## Problem details
Do any lines in the data below contain "JSON"? If so, copy every one of them.

(Stored data)
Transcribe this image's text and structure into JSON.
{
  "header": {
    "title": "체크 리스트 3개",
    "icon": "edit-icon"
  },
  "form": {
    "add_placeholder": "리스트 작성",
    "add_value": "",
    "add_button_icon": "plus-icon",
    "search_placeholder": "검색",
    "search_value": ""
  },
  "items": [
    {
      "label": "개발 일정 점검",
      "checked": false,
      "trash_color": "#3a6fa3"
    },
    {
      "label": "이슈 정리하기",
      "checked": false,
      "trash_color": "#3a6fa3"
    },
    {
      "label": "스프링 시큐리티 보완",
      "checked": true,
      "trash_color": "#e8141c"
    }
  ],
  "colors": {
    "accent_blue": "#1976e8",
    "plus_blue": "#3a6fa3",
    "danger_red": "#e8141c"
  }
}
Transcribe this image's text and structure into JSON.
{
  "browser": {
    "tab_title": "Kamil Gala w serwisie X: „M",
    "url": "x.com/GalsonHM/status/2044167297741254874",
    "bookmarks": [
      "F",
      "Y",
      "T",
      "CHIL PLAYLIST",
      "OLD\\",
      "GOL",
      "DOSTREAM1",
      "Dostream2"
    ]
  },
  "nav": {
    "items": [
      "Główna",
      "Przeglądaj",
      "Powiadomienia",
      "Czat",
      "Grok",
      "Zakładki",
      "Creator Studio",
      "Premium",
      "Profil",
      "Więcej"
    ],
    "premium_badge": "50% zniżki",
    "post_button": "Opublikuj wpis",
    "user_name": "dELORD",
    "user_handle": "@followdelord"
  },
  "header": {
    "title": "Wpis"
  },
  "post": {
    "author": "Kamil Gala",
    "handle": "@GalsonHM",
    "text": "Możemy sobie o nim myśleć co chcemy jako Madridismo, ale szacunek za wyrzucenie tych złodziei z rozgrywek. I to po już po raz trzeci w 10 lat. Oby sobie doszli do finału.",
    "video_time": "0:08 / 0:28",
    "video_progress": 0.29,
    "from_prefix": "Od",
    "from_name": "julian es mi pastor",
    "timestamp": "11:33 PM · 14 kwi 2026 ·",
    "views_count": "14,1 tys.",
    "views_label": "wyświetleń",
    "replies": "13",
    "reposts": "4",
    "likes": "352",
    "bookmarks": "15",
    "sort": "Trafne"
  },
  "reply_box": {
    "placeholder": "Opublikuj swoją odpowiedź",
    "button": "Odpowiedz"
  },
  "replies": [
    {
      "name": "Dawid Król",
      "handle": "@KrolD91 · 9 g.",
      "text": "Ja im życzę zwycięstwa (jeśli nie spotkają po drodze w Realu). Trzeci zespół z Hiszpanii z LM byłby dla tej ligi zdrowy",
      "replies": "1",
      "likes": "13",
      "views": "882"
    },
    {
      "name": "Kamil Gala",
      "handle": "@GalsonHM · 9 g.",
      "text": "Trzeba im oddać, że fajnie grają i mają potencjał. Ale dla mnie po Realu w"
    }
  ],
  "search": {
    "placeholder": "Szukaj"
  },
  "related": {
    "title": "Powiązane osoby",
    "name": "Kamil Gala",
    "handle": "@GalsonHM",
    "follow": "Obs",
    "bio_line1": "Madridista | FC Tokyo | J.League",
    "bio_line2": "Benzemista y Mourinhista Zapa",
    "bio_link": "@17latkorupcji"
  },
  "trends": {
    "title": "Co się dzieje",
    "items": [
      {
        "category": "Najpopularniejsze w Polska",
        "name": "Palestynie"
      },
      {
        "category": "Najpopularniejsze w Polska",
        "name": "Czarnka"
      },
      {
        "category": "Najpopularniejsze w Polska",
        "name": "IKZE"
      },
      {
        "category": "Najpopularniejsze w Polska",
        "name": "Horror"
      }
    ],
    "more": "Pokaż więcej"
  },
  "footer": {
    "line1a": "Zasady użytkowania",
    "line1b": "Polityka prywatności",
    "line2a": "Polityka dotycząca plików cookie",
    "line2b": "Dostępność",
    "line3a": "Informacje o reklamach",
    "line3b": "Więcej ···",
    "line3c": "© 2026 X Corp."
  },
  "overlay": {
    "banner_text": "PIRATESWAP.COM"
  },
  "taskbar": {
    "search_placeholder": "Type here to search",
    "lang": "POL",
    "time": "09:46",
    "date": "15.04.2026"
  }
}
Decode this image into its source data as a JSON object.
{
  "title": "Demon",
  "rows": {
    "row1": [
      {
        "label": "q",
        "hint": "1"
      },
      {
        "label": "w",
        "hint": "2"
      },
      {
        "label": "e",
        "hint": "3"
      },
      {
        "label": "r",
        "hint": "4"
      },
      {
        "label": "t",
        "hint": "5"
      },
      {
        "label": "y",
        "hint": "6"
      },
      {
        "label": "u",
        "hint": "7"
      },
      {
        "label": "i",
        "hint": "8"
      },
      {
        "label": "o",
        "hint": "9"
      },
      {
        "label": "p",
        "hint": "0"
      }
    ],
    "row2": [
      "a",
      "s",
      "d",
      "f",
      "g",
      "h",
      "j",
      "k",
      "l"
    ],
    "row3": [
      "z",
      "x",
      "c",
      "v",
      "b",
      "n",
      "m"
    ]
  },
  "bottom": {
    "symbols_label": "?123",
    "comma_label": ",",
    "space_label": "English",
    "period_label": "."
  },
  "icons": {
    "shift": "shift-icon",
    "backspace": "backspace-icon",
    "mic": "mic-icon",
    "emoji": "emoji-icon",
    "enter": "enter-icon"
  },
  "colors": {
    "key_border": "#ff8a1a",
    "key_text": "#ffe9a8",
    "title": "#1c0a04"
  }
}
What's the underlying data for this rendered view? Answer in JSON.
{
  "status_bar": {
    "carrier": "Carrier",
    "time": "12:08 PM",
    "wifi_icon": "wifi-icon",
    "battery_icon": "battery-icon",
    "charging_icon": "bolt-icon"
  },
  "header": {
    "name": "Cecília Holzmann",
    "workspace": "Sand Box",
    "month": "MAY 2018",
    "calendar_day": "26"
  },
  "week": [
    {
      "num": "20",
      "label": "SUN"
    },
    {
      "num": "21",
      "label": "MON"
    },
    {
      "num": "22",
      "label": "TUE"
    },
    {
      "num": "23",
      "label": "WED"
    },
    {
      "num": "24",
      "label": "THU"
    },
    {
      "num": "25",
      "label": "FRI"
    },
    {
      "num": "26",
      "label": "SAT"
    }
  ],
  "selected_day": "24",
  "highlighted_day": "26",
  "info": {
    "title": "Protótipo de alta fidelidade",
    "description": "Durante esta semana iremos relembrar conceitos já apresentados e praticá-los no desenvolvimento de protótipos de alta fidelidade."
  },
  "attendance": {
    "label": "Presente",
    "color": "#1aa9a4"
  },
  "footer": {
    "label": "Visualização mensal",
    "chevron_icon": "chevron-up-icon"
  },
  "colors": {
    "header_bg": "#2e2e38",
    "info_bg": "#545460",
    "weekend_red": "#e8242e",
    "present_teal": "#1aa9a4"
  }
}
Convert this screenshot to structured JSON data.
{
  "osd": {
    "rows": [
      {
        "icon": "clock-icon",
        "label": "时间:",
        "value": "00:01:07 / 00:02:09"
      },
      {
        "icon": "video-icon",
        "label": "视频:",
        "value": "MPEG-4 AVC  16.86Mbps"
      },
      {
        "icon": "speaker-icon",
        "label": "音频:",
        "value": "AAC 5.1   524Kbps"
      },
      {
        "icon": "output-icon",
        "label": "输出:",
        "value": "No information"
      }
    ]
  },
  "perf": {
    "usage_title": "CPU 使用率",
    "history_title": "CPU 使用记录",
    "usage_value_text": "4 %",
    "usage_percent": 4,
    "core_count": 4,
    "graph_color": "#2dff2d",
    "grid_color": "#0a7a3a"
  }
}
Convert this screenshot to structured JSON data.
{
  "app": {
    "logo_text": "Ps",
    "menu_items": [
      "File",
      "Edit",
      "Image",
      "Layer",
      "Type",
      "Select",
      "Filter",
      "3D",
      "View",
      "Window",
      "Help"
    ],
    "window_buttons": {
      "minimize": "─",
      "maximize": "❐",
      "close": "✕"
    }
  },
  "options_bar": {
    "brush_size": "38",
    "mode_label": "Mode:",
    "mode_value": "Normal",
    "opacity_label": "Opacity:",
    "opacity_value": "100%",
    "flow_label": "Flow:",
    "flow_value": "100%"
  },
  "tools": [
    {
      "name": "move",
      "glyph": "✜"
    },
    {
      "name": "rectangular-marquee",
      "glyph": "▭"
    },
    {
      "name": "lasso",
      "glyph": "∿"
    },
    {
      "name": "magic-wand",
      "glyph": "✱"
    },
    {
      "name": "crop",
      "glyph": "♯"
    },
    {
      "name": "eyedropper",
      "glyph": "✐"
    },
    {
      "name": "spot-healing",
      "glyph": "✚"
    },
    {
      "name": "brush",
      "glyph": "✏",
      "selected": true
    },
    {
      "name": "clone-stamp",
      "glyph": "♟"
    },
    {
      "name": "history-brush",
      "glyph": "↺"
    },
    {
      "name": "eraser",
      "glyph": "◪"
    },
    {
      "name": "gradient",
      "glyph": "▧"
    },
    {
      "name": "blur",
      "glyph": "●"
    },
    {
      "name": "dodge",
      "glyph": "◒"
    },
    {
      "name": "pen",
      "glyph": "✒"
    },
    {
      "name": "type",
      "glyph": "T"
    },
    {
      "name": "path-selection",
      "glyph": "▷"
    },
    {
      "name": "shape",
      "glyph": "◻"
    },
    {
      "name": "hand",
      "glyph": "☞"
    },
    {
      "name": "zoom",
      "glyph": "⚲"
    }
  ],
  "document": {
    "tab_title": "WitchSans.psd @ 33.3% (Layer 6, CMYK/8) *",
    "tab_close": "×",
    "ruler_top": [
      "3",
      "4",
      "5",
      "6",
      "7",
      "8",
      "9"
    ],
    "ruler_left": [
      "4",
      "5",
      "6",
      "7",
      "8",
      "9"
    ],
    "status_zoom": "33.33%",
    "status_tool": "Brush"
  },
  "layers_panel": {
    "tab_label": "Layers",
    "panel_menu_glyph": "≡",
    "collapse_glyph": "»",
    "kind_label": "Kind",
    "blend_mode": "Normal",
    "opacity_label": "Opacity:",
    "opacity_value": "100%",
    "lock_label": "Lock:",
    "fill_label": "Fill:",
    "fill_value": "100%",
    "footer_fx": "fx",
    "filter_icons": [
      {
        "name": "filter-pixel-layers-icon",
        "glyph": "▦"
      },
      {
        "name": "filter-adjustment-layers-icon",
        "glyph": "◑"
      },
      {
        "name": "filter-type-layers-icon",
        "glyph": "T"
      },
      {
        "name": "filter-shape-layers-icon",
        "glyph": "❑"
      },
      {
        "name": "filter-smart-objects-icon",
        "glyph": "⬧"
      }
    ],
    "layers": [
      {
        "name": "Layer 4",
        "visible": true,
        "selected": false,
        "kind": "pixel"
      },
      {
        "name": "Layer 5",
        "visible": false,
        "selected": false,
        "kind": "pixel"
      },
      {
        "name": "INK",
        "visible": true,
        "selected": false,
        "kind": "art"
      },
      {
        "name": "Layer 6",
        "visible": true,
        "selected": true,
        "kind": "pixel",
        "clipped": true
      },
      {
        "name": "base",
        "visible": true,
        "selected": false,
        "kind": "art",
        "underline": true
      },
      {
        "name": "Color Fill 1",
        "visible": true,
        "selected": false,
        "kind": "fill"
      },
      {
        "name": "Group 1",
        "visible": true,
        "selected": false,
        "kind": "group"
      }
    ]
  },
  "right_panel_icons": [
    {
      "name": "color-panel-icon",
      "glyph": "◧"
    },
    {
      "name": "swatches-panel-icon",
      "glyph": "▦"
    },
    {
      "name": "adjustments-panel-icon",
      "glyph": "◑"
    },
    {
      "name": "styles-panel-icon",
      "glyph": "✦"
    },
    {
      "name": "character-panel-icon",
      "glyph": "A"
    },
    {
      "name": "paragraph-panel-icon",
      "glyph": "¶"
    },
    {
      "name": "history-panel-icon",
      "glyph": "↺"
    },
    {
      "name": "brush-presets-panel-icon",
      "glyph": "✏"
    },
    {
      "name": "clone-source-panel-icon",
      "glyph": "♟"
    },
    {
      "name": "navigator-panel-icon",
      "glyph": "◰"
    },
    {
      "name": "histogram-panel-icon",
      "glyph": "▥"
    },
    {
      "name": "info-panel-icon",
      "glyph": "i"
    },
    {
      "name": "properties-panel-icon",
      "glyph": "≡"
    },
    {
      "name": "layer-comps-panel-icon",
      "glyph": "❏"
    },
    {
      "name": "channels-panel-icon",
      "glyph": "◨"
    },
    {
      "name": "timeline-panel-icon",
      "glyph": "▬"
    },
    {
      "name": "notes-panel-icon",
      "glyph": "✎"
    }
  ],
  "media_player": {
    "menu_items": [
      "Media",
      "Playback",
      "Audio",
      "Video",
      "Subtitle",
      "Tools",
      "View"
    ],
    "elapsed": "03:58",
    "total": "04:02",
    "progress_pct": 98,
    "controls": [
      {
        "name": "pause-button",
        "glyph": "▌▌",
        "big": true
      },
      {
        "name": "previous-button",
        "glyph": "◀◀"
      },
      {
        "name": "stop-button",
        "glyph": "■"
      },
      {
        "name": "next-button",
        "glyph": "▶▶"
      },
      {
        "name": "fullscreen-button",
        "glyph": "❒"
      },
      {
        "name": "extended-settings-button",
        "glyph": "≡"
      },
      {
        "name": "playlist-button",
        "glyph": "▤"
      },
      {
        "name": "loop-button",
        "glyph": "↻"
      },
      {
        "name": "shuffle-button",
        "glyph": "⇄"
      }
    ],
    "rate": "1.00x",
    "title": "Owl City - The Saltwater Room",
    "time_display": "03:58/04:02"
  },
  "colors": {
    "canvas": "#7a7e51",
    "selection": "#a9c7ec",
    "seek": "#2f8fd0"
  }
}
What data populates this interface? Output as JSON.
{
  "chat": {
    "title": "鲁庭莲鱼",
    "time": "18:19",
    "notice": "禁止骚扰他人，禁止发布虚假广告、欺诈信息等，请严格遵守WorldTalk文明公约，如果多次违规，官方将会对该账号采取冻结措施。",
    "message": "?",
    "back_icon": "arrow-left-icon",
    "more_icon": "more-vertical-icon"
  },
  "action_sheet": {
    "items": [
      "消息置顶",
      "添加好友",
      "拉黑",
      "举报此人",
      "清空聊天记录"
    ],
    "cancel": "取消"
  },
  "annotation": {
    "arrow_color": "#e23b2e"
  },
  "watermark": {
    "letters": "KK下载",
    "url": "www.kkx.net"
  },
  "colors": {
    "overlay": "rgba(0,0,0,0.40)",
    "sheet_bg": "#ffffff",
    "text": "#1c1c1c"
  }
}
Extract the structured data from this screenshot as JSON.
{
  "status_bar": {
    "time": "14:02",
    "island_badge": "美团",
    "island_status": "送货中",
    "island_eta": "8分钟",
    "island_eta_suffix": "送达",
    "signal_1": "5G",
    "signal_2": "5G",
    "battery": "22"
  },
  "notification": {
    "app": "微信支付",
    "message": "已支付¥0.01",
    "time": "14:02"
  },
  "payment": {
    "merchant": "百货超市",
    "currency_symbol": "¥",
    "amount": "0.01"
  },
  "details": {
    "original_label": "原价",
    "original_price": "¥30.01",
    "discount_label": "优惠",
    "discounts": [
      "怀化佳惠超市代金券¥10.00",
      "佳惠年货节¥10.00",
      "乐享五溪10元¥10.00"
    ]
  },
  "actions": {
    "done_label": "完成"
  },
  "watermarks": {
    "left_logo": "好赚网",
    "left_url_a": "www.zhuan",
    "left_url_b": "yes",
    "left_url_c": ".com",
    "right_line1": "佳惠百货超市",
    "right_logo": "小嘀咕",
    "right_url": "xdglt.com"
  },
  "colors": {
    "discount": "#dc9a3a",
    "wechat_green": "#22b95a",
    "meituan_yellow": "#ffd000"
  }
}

## Result for this exercise
Transcribe this image's text and structure into JSON.
Transcribe this image's text and structure into JSON.
Decode this image into its source data as a JSON object.
What's the underlying data for this rendered view? Answer in JSON.
Convert this screenshot to structured JSON data.
Convert this screenshot to structured JSON data.
What data populates this interface? Output as JSON.
Extract the structured data from this screenshot as JSON.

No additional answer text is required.